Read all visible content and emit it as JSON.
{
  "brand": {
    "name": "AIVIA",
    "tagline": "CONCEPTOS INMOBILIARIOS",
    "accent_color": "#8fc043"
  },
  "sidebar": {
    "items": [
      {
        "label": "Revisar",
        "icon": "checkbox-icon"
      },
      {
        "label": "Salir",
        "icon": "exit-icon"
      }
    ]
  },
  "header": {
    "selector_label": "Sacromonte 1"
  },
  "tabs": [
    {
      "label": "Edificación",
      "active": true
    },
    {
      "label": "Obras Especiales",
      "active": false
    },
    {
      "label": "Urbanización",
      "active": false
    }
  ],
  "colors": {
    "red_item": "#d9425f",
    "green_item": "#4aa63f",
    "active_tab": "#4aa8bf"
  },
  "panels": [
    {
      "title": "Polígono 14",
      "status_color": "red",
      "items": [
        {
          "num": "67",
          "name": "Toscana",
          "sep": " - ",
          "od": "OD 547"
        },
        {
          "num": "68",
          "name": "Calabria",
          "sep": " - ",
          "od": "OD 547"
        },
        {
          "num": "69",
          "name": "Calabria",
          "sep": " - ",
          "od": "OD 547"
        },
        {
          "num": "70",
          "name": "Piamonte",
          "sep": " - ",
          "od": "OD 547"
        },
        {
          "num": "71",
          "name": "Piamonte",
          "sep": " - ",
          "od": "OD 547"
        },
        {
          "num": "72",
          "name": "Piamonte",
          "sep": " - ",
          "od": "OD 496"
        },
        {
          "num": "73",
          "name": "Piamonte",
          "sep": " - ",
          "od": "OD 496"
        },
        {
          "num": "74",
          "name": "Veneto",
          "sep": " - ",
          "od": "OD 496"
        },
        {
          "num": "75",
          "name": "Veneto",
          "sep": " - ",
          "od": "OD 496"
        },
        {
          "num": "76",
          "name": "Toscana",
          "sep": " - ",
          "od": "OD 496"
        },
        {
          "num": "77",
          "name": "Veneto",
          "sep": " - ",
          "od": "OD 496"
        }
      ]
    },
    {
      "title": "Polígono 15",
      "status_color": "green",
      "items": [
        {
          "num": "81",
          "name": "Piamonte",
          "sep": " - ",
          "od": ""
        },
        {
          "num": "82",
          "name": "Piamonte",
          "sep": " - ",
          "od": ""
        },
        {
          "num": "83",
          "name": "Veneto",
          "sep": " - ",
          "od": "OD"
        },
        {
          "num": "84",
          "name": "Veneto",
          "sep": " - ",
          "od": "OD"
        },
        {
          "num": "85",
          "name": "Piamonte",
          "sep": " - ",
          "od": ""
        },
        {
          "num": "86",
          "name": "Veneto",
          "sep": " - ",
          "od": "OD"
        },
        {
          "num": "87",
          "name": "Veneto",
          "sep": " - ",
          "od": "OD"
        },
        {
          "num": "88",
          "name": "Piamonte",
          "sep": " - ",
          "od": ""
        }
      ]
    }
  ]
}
+++++
### Work to complete
Retype all the records, matching them exactly.

### Exercise answer
Read all visible content and emit it as JSON.
{
  "brand": {
    "name": "AIVIA",
    "tagline": "CONCEPTOS INMOBILIARIOS",
    "accent_color": "#8fc043"
  },
  "sidebar": {
    "items": [
      {
        "label": "Revisar",
        "icon": "checkbox-icon"
      },
      {
        "label": "Salir",
        "icon": "exit-icon"
      }
    ]
  },
  "header": {
    "selector_label": "Sacromonte 1"
  },
  "tabs": [
    {
      "label": "Edificación",
      "active": true
    },
    {
      "label": "Obras Especiales",
      "active": false
    },
    {
      "label": "Urbanización",
      "active": false
    }
  ],
  "colors": {
    "red_item": "#d9425f",
    "green_item": "#4aa63f",
    "active_tab": "#4aa8bf"
  },
  "panels": [
    {
      "title": "Polígono 14",
      "status_color": "red",
      "items": [
        {
          "num": "67",
          "name": "Toscana",
          "sep": " - ",
          "od": "OD 547"
        },
        {
          "num": "68",
          "name": "Calabria",
          "sep": " - ",
          "od": "OD 547"
        },
        {
          "num": "69",
          "name": "Calabria",
          "sep": " - ",
          "od": "OD 547"
        },
        {
          "num": "70",
          "name": "Piamonte",
          "sep": " - ",
          "od": "OD 547"
        },
        {
          "num": "71",
          "name": "Piamonte",
          "sep": " - ",
          "od": "OD 547"
        },
        {
          "num": "72",
          "name": "Piamonte",
          "sep": " - ",
          "od": "OD 496"
        },
        {
          "num": "73",
          "name": "Piamonte",
          "sep": " - ",
          "od": "OD 496"
        },
        {
          "num": "74",
          "name": "Veneto",
          "sep": " - ",
          "od": "OD 496"
        },
        {
          "num": "75",
          "name": "Veneto",
          "sep": " - ",
          "od": "OD 496"
        },
        {
          "num": "76",
          "name": "Toscana",
          "sep": " - ",
          "od": "OD 496"
        },
        {
          "num": "77",
          "name": "Veneto",
          "sep": " - ",
          "od": "OD 496"
        }
      ]
    },
    {
      "title": "Polígono 15",
      "status_color": "green",
      "items": [
        {
          "num": "81",
          "name": "Piamonte",
          "sep": " - ",
          "od": ""
        },
        {
          "num": "82",
          "name": "Piamonte",
          "sep": " - ",
          "od": ""
        },
        {
          "num": "83",
          "name": "Veneto",
          "sep": " - ",
          "od": "OD"
        },
        {
          "num": "84",
          "name": "Veneto",
          "sep": " - ",
          "od": "OD"
        },
        {
          "num": "85",
          "name": "Piamonte",
          "sep": " - ",
          "od": ""
        },
        {
          "num": "86",
          "name": "Veneto",
          "sep": " - ",
          "od": "OD"
        },
        {
          "num": "87",
          "name": "Veneto",
          "sep": " - ",
          "od": "OD"
        },
        {
          "num": "88",
          "name": "Piamonte",
          "sep": " - ",
          "od": ""
        }
      ]
    }
  ]
}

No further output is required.